* begin *
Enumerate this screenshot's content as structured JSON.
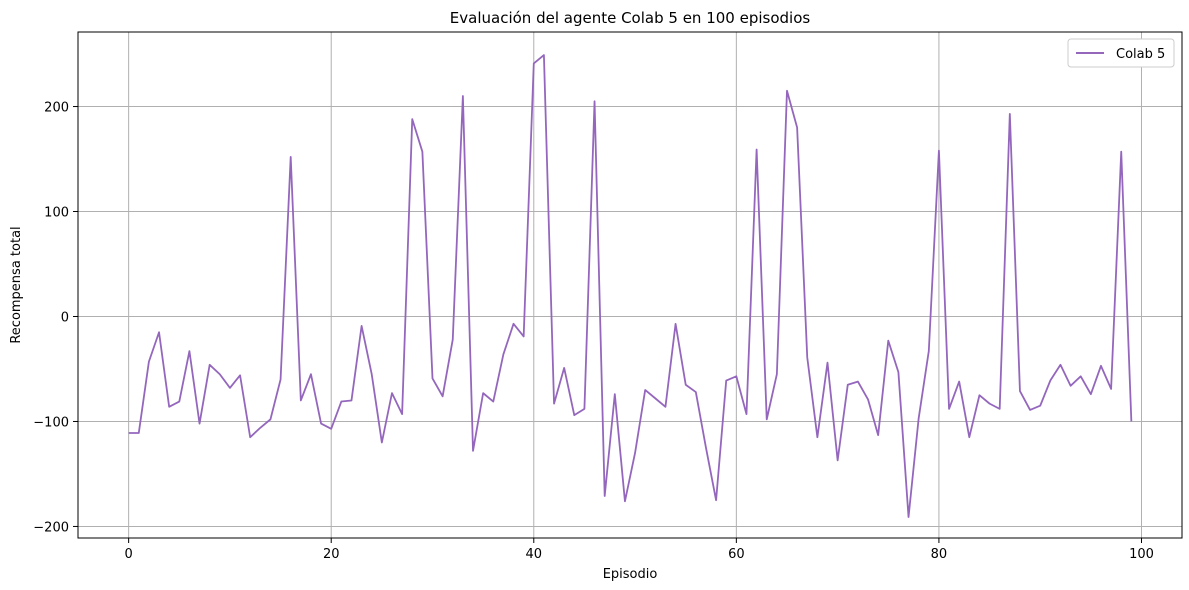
{
  "chart_data": {
    "type": "line",
    "title": "Evaluación del agente Colab 5 en 100 episodios",
    "xlabel": "Episodio",
    "ylabel": "Recompensa total",
    "xlim": [
      -5,
      104
    ],
    "ylim": [
      -211,
      271
    ],
    "xticks": [
      0,
      20,
      40,
      60,
      80,
      100
    ],
    "yticks": [
      -200,
      -100,
      0,
      100,
      200
    ],
    "grid": true,
    "legend_position": "top-right",
    "series": [
      {
        "name": "Colab 5",
        "color": "#9467bd",
        "x": [
          0,
          1,
          2,
          3,
          4,
          5,
          6,
          7,
          8,
          9,
          10,
          11,
          12,
          13,
          14,
          15,
          16,
          17,
          18,
          19,
          20,
          21,
          22,
          23,
          24,
          25,
          26,
          27,
          28,
          29,
          30,
          31,
          32,
          33,
          34,
          35,
          36,
          37,
          38,
          39,
          40,
          41,
          42,
          43,
          44,
          45,
          46,
          47,
          48,
          49,
          50,
          51,
          52,
          53,
          54,
          55,
          56,
          57,
          58,
          59,
          60,
          61,
          62,
          63,
          64,
          65,
          66,
          67,
          68,
          69,
          70,
          71,
          72,
          73,
          74,
          75,
          76,
          77,
          78,
          79,
          80,
          81,
          82,
          83,
          84,
          85,
          86,
          87,
          88,
          89,
          90,
          91,
          92,
          93,
          94,
          95,
          96,
          97,
          98,
          99
        ],
        "values": [
          -111,
          -111,
          -43,
          -15,
          -86,
          -81,
          -33,
          -102,
          -46,
          -55,
          -68,
          -56,
          -115,
          -106,
          -98,
          -60,
          152,
          -80,
          -55,
          -102,
          -107,
          -81,
          -80,
          -9,
          -55,
          -120,
          -73,
          -93,
          188,
          157,
          -59,
          -76,
          -22,
          210,
          -128,
          -73,
          -81,
          -36,
          -7,
          -19,
          241,
          249,
          -83,
          -49,
          -94,
          -88,
          205,
          -171,
          -74,
          -176,
          -130,
          -70,
          -78,
          -86,
          -7,
          -65,
          -72,
          -125,
          -175,
          -61,
          -57,
          -93,
          159,
          -98,
          -55,
          215,
          180,
          -39,
          -115,
          -44,
          -137,
          -65,
          -62,
          -79,
          -113,
          -23,
          -53,
          -191,
          -97,
          -33,
          158,
          -88,
          -62,
          -115,
          -75,
          -83,
          -88,
          193,
          -71,
          -89,
          -85,
          -61,
          -46,
          -66,
          -57,
          -74,
          -47,
          -69,
          157,
          -100
        ]
      }
    ]
  }
}
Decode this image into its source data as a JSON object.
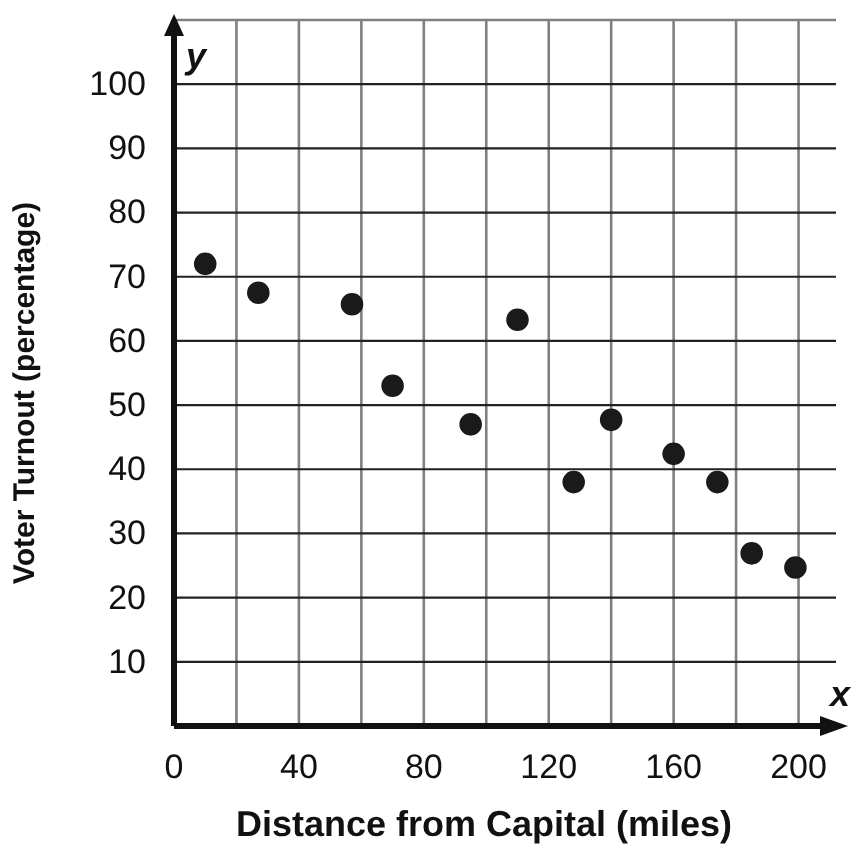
{
  "chart_data": {
    "type": "scatter",
    "xlabel": "Distance from Capital (miles)",
    "ylabel": "Voter Turnout (percentage)",
    "x": [
      10,
      27,
      57,
      70,
      95,
      110,
      128,
      140,
      160,
      174,
      185,
      199
    ],
    "values": [
      72,
      67.5,
      65.7,
      53,
      47,
      63.3,
      38,
      47.7,
      42.4,
      38,
      26.9,
      24.7
    ],
    "color": "#1a1a1a",
    "marker": "circle",
    "xlim": [
      0,
      212
    ],
    "ylim": [
      0,
      110
    ],
    "xticks": [
      0,
      {
        "value": 20,
        "label": null
      },
      40,
      {
        "value": 60,
        "label": null
      },
      80,
      {
        "value": 100,
        "label": null
      },
      120,
      {
        "value": 140,
        "label": null
      },
      160,
      {
        "value": 180,
        "label": null
      },
      200
    ],
    "yticks": [
      10,
      20,
      30,
      40,
      50,
      60,
      70,
      80,
      90,
      100
    ],
    "grid": true,
    "annotations": [
      "x",
      "y"
    ]
  }
}
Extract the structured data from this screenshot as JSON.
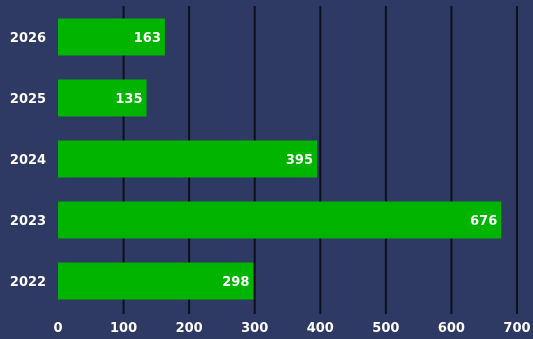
{
  "chart_data": {
    "type": "bar",
    "orientation": "horizontal",
    "categories": [
      "2026",
      "2025",
      "2024",
      "2023",
      "2022"
    ],
    "values": [
      163,
      135,
      395,
      676,
      298
    ],
    "title": "",
    "xlabel": "",
    "ylabel": "",
    "xlim": [
      0,
      700
    ],
    "x_ticks": [
      0,
      100,
      200,
      300,
      400,
      500,
      600,
      700
    ],
    "grid": "vertical",
    "legend": "none",
    "data_labels": "inside-end",
    "colors": {
      "bar": "#00b400",
      "background": "#2e3a64",
      "grid": "#0d0f1a",
      "text": "#ffffff"
    }
  }
}
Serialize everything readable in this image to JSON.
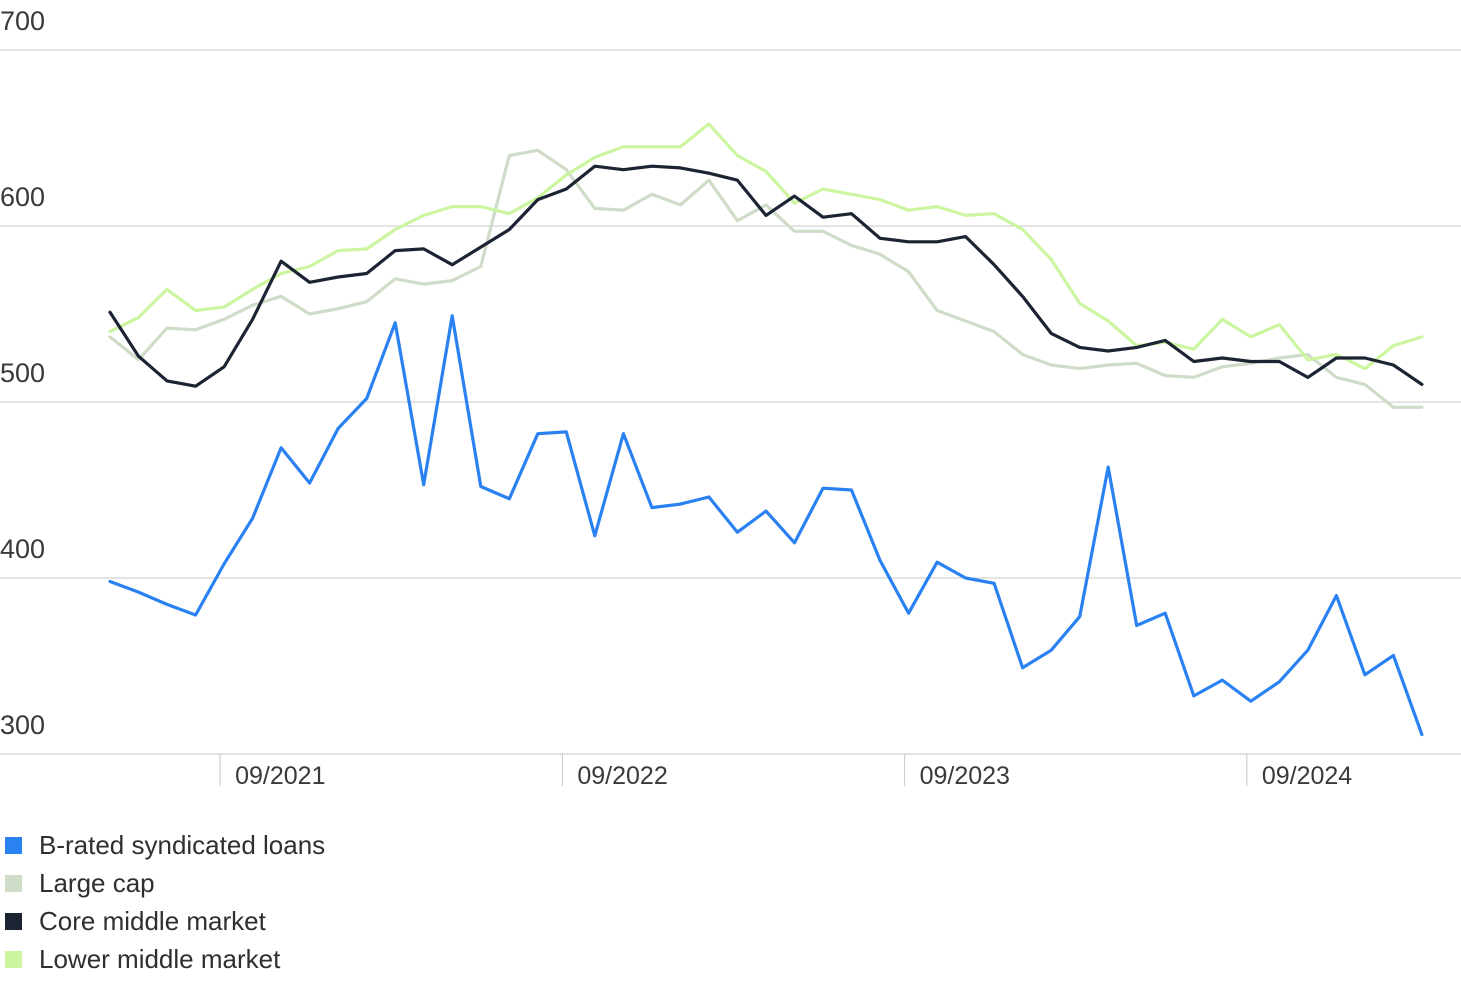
* end *
# Aim:
Copy the listing exactly. Any image in it stays out of the copy.

# Result of this exercise:
Enumerate this screenshot's content as structured JSON.
{
  "chart_data": {
    "type": "line",
    "title": "Evaluación del agente Colab 5 en 100 episodios",
    "xlabel": "Episodio",
    "ylabel": "Recompensa total",
    "xlim": [
      -5,
      104
    ],
    "ylim": [
      -211,
      271
    ],
    "xticks": [
      0,
      20,
      40,
      60,
      80,
      100
    ],
    "yticks": [
      -200,
      -100,
      0,
      100,
      200
    ],
    "grid": true,
    "legend_position": "top-right",
    "series": [
      {
        "name": "Colab 5",
        "color": "#9467bd",
        "x": [
          0,
          1,
          2,
          3,
          4,
          5,
          6,
          7,
          8,
          9,
          10,
          11,
          12,
          13,
          14,
          15,
          16,
          17,
          18,
          19,
          20,
          21,
          22,
          23,
          24,
          25,
          26,
          27,
          28,
          29,
          30,
          31,
          32,
          33,
          34,
          35,
          36,
          37,
          38,
          39,
          40,
          41,
          42,
          43,
          44,
          45,
          46,
          47,
          48,
          49,
          50,
          51,
          52,
          53,
          54,
          55,
          56,
          57,
          58,
          59,
          60,
          61,
          62,
          63,
          64,
          65,
          66,
          67,
          68,
          69,
          70,
          71,
          72,
          73,
          74,
          75,
          76,
          77,
          78,
          79,
          80,
          81,
          82,
          83,
          84,
          85,
          86,
          87,
          88,
          89,
          90,
          91,
          92,
          93,
          94,
          95,
          96,
          97,
          98,
          99
        ],
        "values": [
          -111,
          -111,
          -43,
          -15,
          -86,
          -81,
          -33,
          -102,
          -46,
          -55,
          -68,
          -56,
          -115,
          -106,
          -98,
          -60,
          152,
          -80,
          -55,
          -102,
          -107,
          -81,
          -80,
          -9,
          -55,
          -120,
          -73,
          -93,
          188,
          157,
          -59,
          -76,
          -22,
          210,
          -128,
          -73,
          -81,
          -36,
          -7,
          -19,
          241,
          249,
          -83,
          -49,
          -94,
          -88,
          205,
          -171,
          -74,
          -176,
          -130,
          -70,
          -78,
          -86,
          -7,
          -65,
          -72,
          -125,
          -175,
          -61,
          -57,
          -93,
          159,
          -98,
          -55,
          215,
          180,
          -39,
          -115,
          -44,
          -137,
          -65,
          -62,
          -79,
          -113,
          -23,
          -53,
          -191,
          -97,
          -33,
          158,
          -88,
          -62,
          -115,
          -75,
          -83,
          -88,
          193,
          -71,
          -89,
          -85,
          -61,
          -46,
          -66,
          -57,
          -74,
          -47,
          -69,
          157,
          -100
        ]
      }
    ]
  }
}
Decode this image into its source data as a JSON object.
{
  "chart_data": {
    "type": "scatter",
    "xlabel": "Distance from Capital (miles)",
    "ylabel": "Voter Turnout (percentage)",
    "x": [
      10,
      27,
      57,
      70,
      95,
      110,
      128,
      140,
      160,
      174,
      185,
      199
    ],
    "values": [
      72,
      67.5,
      65.7,
      53,
      47,
      63.3,
      38,
      47.7,
      42.4,
      38,
      26.9,
      24.7
    ],
    "color": "#1a1a1a",
    "marker": "circle",
    "xlim": [
      0,
      212
    ],
    "ylim": [
      0,
      110
    ],
    "xticks": [
      0,
      {
        "value": 20,
        "label": null
      },
      40,
      {
        "value": 60,
        "label": null
      },
      80,
      {
        "value": 100,
        "label": null
      },
      120,
      {
        "value": 140,
        "label": null
      },
      160,
      {
        "value": 180,
        "label": null
      },
      200
    ],
    "yticks": [
      10,
      20,
      30,
      40,
      50,
      60,
      70,
      80,
      90,
      100
    ],
    "grid": true,
    "annotations": [
      "x",
      "y"
    ]
  }
}
Extract the structured data from this screenshot as JSON.
{
  "chart_data": {
    "type": "bar",
    "orientation": "horizontal",
    "categories": [
      "2026",
      "2025",
      "2024",
      "2023",
      "2022"
    ],
    "values": [
      163,
      135,
      395,
      676,
      298
    ],
    "title": "",
    "xlabel": "",
    "ylabel": "",
    "xlim": [
      0,
      700
    ],
    "x_ticks": [
      0,
      100,
      200,
      300,
      400,
      500,
      600,
      700
    ],
    "grid": "vertical",
    "legend": "none",
    "data_labels": "inside-end",
    "colors": {
      "bar": "#00b400",
      "background": "#2e3a64",
      "grid": "#0d0f1a",
      "text": "#ffffff"
    }
  }
}
Serialize everything readable in this image to JSON.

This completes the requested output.